__SUPPLIED RECORDS__
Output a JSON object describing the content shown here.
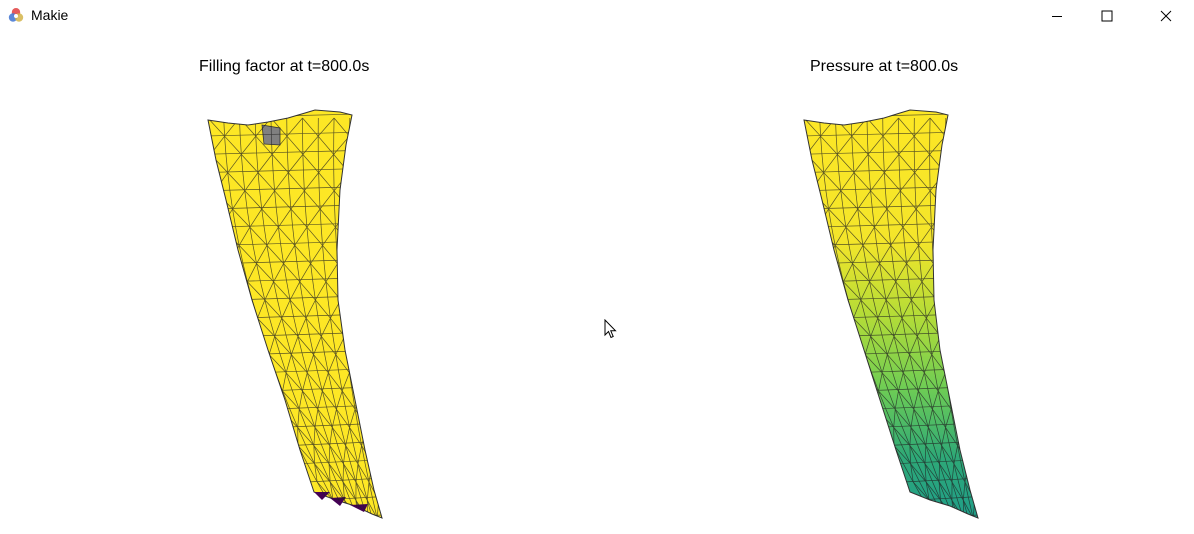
{
  "window": {
    "title": "Makie",
    "icon": "makie-logo-icon"
  },
  "controls": {
    "minimize_icon": "minimize-icon",
    "maximize_icon": "maximize-icon",
    "close_icon": "close-icon"
  },
  "plots": [
    {
      "title": "Filling factor at t=800.0s",
      "colormap": "viridis",
      "dominant_color": "#fde725",
      "low_color": "#440154",
      "highlight_cell_color": "#808080"
    },
    {
      "title": "Pressure at t=800.0s",
      "colormap": "viridis",
      "top_color": "#fde725",
      "mid_color": "#7ad151",
      "bottom_color": "#22a884"
    }
  ],
  "cursor_icon": "mouse-pointer-icon"
}
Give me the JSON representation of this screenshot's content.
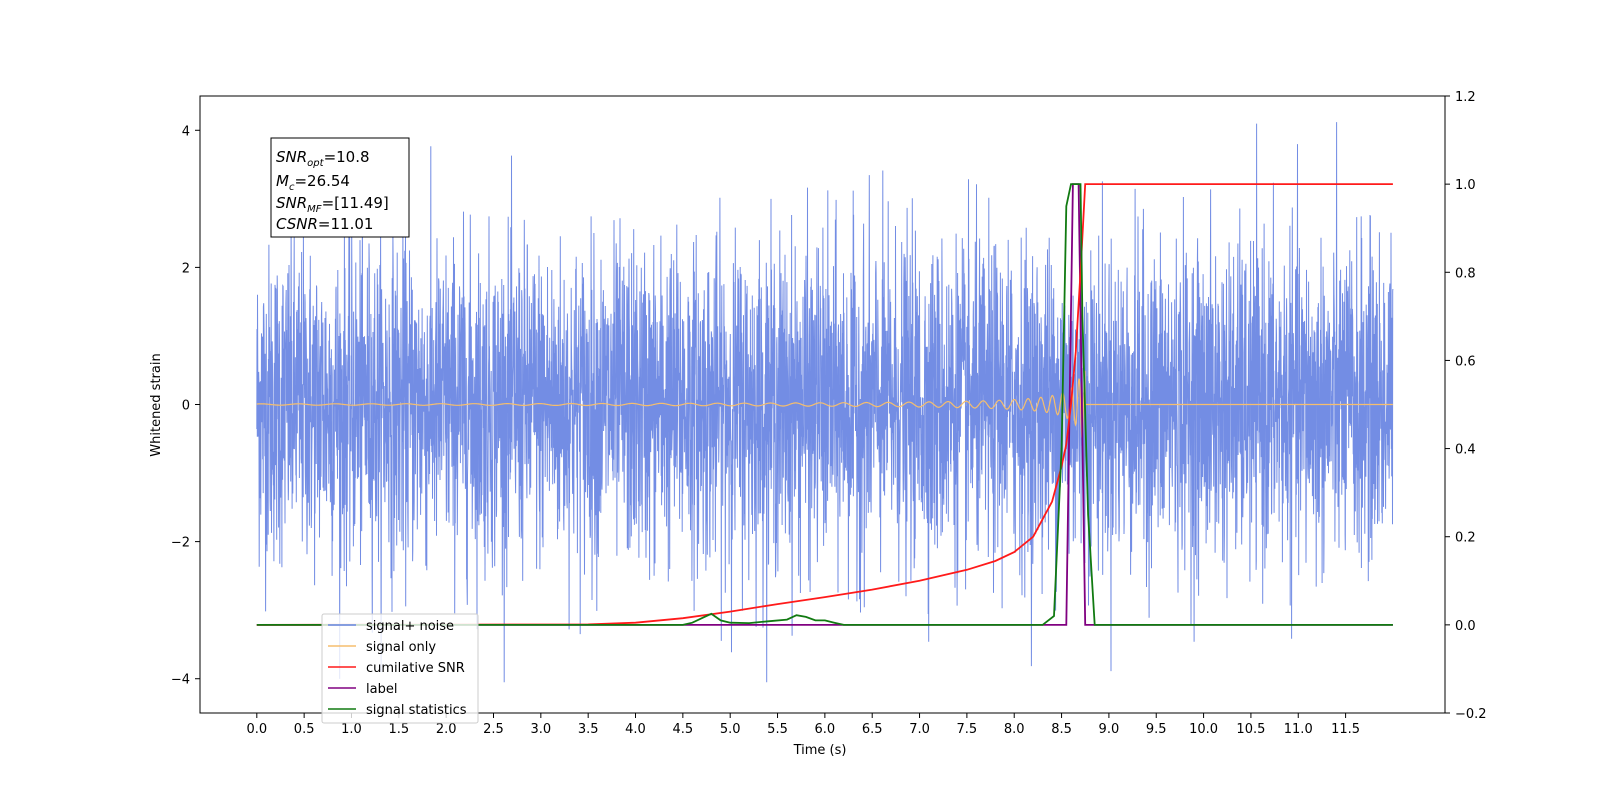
{
  "chart_data": {
    "type": "line",
    "xlabel": "Time (s)",
    "ylabel": "Whitened strain",
    "xlim": [
      -0.6,
      12.55
    ],
    "ylim": [
      -4.5,
      4.5
    ],
    "y2lim": [
      -0.2,
      1.2
    ],
    "x_ticks": [
      "0.0",
      "0.5",
      "1.0",
      "1.5",
      "2.0",
      "2.5",
      "3.0",
      "3.5",
      "4.0",
      "4.5",
      "5.0",
      "5.5",
      "6.0",
      "6.5",
      "7.0",
      "7.5",
      "8.0",
      "8.5",
      "9.0",
      "9.5",
      "10.0",
      "10.5",
      "11.0",
      "11.5"
    ],
    "y_ticks": [
      "4",
      "2",
      "0",
      "−2",
      "−4"
    ],
    "y2_ticks": [
      "1.2",
      "1.0",
      "0.8",
      "0.6",
      "0.4",
      "0.2",
      "0.0",
      "−0.2"
    ],
    "grid": false,
    "legend_placement": "lower-left",
    "info_box": {
      "snr_opt": "=10.8",
      "mc": "=26.54",
      "snr_mf": "=[11.49]",
      "csnr": "=11.01"
    },
    "series": [
      {
        "name": "signal+ noise",
        "color": "#6b87e3",
        "axis": "left",
        "description_values": {
          "x_range": [
            0,
            12
          ],
          "amplitude_std": 1.0,
          "min": -4.05,
          "max": 4.12
        }
      },
      {
        "name": "signal only",
        "color": "#f5be6e",
        "axis": "left",
        "chirp_end": 8.75,
        "peak_amplitude": 0.5
      },
      {
        "name": "cumilative SNR",
        "color": "#ff1a1a",
        "axis": "right",
        "x": [
          0.0,
          3.5,
          4.0,
          4.5,
          5.0,
          5.5,
          6.0,
          6.5,
          7.0,
          7.5,
          7.8,
          8.0,
          8.2,
          8.4,
          8.5,
          8.55,
          8.6,
          8.65,
          8.7,
          8.75,
          9.0,
          12.0
        ],
        "y": [
          0.0,
          0.001,
          0.005,
          0.015,
          0.03,
          0.047,
          0.063,
          0.08,
          0.1,
          0.125,
          0.145,
          0.165,
          0.2,
          0.28,
          0.36,
          0.41,
          0.5,
          0.62,
          0.8,
          1.0,
          1.0,
          1.0
        ]
      },
      {
        "name": "label",
        "color": "#800080",
        "axis": "right",
        "x": [
          0.0,
          8.55,
          8.62,
          8.68,
          8.75,
          12.0
        ],
        "y": [
          0.0,
          0.0,
          1.0,
          1.0,
          0.0,
          0.0
        ]
      },
      {
        "name": "signal statistics",
        "color": "#117a11",
        "axis": "right",
        "x": [
          0.0,
          4.5,
          4.6,
          4.7,
          4.8,
          4.9,
          5.0,
          5.2,
          5.4,
          5.6,
          5.7,
          5.8,
          5.9,
          6.0,
          6.1,
          6.2,
          7.6,
          8.3,
          8.42,
          8.5,
          8.55,
          8.6,
          8.65,
          8.7,
          8.72,
          8.78,
          8.85,
          12.0
        ],
        "y": [
          0.0,
          0.0,
          0.005,
          0.015,
          0.025,
          0.01,
          0.005,
          0.004,
          0.008,
          0.012,
          0.022,
          0.018,
          0.01,
          0.01,
          0.005,
          0.0,
          0.0,
          0.0,
          0.02,
          0.4,
          0.95,
          1.0,
          1.0,
          1.0,
          0.7,
          0.25,
          0.0,
          0.0
        ]
      }
    ]
  }
}
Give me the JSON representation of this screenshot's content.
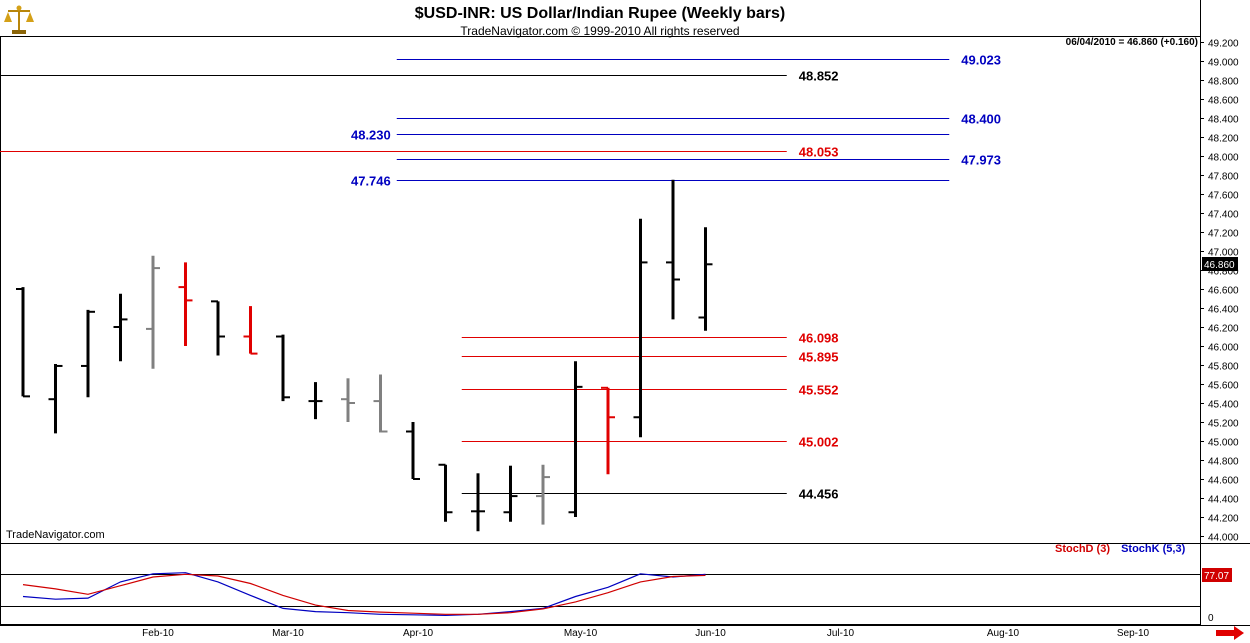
{
  "header": {
    "title": "$USD-INR:  US Dollar/Indian Rupee  (Weekly bars)",
    "subtitle": "TradeNavigator.com © 1999-2010 All rights reserved",
    "readout": "06/04/2010 = 46.860 (+0.160)",
    "watermark": "TradeNavigator.com"
  },
  "colors": {
    "up_bar": "#000000",
    "down_bar": "#e00000",
    "neutral_bar": "#808080",
    "blue_level": "#0000c0",
    "red_level": "#e00000",
    "black_level": "#000000",
    "stoch_d": "#d00000",
    "stoch_k": "#0000c0"
  },
  "icons": {
    "logo": "scales-icon",
    "scroll": "right-arrow-icon"
  },
  "chart_data": {
    "type": "ohlc",
    "title": "$USD-INR:  US Dollar/Indian Rupee  (Weekly bars)",
    "ylim": [
      44.0,
      49.2
    ],
    "y_ticks": [
      "49.200",
      "49.000",
      "48.800",
      "48.600",
      "48.400",
      "48.200",
      "48.000",
      "47.800",
      "47.600",
      "47.400",
      "47.200",
      "47.000",
      "46.800",
      "46.600",
      "46.400",
      "46.200",
      "46.000",
      "45.800",
      "45.600",
      "45.400",
      "45.200",
      "45.000",
      "44.800",
      "44.600",
      "44.400",
      "44.200",
      "44.000"
    ],
    "x_labels": [
      {
        "label": "Feb-10",
        "week": 4
      },
      {
        "label": "Mar-10",
        "week": 8
      },
      {
        "label": "Apr-10",
        "week": 12
      },
      {
        "label": "May-10",
        "week": 17
      },
      {
        "label": "Jun-10",
        "week": 21
      },
      {
        "label": "Jul-10",
        "week": 25
      },
      {
        "label": "Aug-10",
        "week": 30
      },
      {
        "label": "Sep-10",
        "week": 34
      }
    ],
    "last_price": "46.860",
    "bars": [
      {
        "week": 0,
        "o": 46.6,
        "h": 46.62,
        "l": 45.47,
        "c": 45.47,
        "color": "up"
      },
      {
        "week": 1,
        "o": 45.44,
        "h": 45.81,
        "l": 45.08,
        "c": 45.79,
        "color": "up"
      },
      {
        "week": 2,
        "o": 45.79,
        "h": 46.38,
        "l": 45.46,
        "c": 46.36,
        "color": "up"
      },
      {
        "week": 3,
        "o": 46.2,
        "h": 46.55,
        "l": 45.84,
        "c": 46.28,
        "color": "up"
      },
      {
        "week": 4,
        "o": 46.18,
        "h": 46.95,
        "l": 45.76,
        "c": 46.82,
        "color": "neutral"
      },
      {
        "week": 5,
        "o": 46.62,
        "h": 46.88,
        "l": 46.0,
        "c": 46.48,
        "color": "down"
      },
      {
        "week": 6,
        "o": 46.47,
        "h": 46.47,
        "l": 45.9,
        "c": 46.1,
        "color": "up"
      },
      {
        "week": 7,
        "o": 46.1,
        "h": 46.42,
        "l": 45.92,
        "c": 45.92,
        "color": "down"
      },
      {
        "week": 8,
        "o": 46.1,
        "h": 46.12,
        "l": 45.42,
        "c": 45.46,
        "color": "up"
      },
      {
        "week": 9,
        "o": 45.42,
        "h": 45.62,
        "l": 45.23,
        "c": 45.42,
        "color": "up"
      },
      {
        "week": 10,
        "o": 45.44,
        "h": 45.66,
        "l": 45.2,
        "c": 45.4,
        "color": "neutral"
      },
      {
        "week": 11,
        "o": 45.42,
        "h": 45.7,
        "l": 45.09,
        "c": 45.1,
        "color": "neutral"
      },
      {
        "week": 12,
        "o": 45.1,
        "h": 45.2,
        "l": 44.6,
        "c": 44.6,
        "color": "up"
      },
      {
        "week": 13,
        "o": 44.75,
        "h": 44.75,
        "l": 44.15,
        "c": 44.25,
        "color": "up"
      },
      {
        "week": 14,
        "o": 44.26,
        "h": 44.66,
        "l": 44.05,
        "c": 44.26,
        "color": "up"
      },
      {
        "week": 15,
        "o": 44.25,
        "h": 44.74,
        "l": 44.15,
        "c": 44.42,
        "color": "up"
      },
      {
        "week": 16,
        "o": 44.42,
        "h": 44.75,
        "l": 44.12,
        "c": 44.62,
        "color": "neutral"
      },
      {
        "week": 17,
        "o": 44.25,
        "h": 45.84,
        "l": 44.2,
        "c": 45.57,
        "color": "up"
      },
      {
        "week": 18,
        "o": 45.56,
        "h": 45.56,
        "l": 44.65,
        "c": 45.25,
        "color": "down"
      },
      {
        "week": 19,
        "o": 45.25,
        "h": 47.34,
        "l": 45.04,
        "c": 46.88,
        "color": "up"
      },
      {
        "week": 20,
        "o": 46.88,
        "h": 47.75,
        "l": 46.28,
        "c": 46.7,
        "color": "up"
      },
      {
        "week": 21,
        "o": 46.3,
        "h": 47.25,
        "l": 46.16,
        "c": 46.86,
        "color": "up"
      }
    ],
    "levels": [
      {
        "value": "49.023",
        "y": 49.023,
        "color": "blue",
        "label_side": "right",
        "x0": 11.5,
        "x1": 28.5
      },
      {
        "value": "48.852",
        "y": 48.852,
        "color": "black",
        "label_side": "mid",
        "x0": -1,
        "x1": 23.5
      },
      {
        "value": "48.400",
        "y": 48.4,
        "color": "blue",
        "label_side": "right",
        "x0": 11.5,
        "x1": 28.5
      },
      {
        "value": "48.230",
        "y": 48.23,
        "color": "blue",
        "label_side": "left",
        "x0": 11.5,
        "x1": 28.5
      },
      {
        "value": "48.053",
        "y": 48.053,
        "color": "red",
        "label_side": "mid",
        "x0": -1,
        "x1": 23.5
      },
      {
        "value": "47.973",
        "y": 47.973,
        "color": "blue",
        "label_side": "right",
        "x0": 11.5,
        "x1": 28.5
      },
      {
        "value": "47.746",
        "y": 47.746,
        "color": "blue",
        "label_side": "left",
        "x0": 11.5,
        "x1": 28.5
      },
      {
        "value": "46.098",
        "y": 46.098,
        "color": "red",
        "label_side": "mid",
        "x0": 13.5,
        "x1": 23.5
      },
      {
        "value": "45.895",
        "y": 45.895,
        "color": "red",
        "label_side": "mid",
        "x0": 13.5,
        "x1": 23.5
      },
      {
        "value": "45.552",
        "y": 45.552,
        "color": "red",
        "label_side": "mid",
        "x0": 13.5,
        "x1": 23.5
      },
      {
        "value": "45.002",
        "y": 45.002,
        "color": "red",
        "label_side": "mid",
        "x0": 13.5,
        "x1": 23.5
      },
      {
        "value": "44.456",
        "y": 44.456,
        "color": "black",
        "label_side": "mid",
        "x0": 13.5,
        "x1": 23.5
      }
    ],
    "indicator": {
      "legend_d": "StochD (3)",
      "legend_k": "StochK (5,3)",
      "ylim": [
        0,
        100
      ],
      "overbought": 80,
      "oversold": 20,
      "y_tick": "0",
      "last_value": "77.07",
      "stoch_d": [
        60,
        52,
        42,
        58,
        74,
        79,
        76,
        62,
        40,
        22,
        12,
        9,
        7,
        5,
        5,
        8,
        15,
        28,
        45,
        65,
        75,
        77
      ],
      "stoch_k": [
        38,
        33,
        35,
        65,
        80,
        82,
        65,
        40,
        16,
        10,
        8,
        5,
        4,
        3,
        5,
        10,
        16,
        38,
        55,
        80,
        74,
        79
      ]
    }
  }
}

__PROBLEM DESCRIPTION__
Across the entries, how many lines hold the word "TradeNavigator"? Say only the number.

__CORRECT RESPONSE__
2